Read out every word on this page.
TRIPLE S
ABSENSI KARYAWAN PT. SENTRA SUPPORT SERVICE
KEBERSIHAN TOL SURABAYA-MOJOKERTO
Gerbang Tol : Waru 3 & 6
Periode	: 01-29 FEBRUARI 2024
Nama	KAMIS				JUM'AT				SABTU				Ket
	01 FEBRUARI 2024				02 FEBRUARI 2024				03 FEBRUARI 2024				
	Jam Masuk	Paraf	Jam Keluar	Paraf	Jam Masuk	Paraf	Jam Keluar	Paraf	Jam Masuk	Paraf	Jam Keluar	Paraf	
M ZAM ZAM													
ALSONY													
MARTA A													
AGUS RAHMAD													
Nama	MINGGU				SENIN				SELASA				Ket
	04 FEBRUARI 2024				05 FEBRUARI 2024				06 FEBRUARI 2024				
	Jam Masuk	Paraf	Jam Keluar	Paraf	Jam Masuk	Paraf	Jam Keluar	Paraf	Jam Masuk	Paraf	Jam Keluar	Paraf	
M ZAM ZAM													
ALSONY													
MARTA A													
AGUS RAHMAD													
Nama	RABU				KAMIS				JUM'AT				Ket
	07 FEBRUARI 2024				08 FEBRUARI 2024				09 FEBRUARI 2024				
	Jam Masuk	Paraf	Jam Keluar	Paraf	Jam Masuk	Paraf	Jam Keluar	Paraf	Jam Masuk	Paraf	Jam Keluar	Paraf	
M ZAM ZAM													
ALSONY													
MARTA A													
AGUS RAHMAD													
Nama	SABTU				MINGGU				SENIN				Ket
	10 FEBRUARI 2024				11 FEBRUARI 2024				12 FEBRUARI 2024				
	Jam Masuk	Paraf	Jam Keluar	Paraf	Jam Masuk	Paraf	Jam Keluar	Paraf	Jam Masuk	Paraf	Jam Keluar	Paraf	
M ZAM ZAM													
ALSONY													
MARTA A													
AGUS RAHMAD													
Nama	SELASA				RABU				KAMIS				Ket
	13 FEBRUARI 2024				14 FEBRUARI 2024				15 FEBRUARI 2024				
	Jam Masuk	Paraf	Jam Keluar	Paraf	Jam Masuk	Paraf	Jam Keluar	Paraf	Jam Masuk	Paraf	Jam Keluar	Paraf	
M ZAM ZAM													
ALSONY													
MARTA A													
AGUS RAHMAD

Directions:
Of the lines in the records, determine how many contain the word "RABU", and report that number alone.

Written response:
2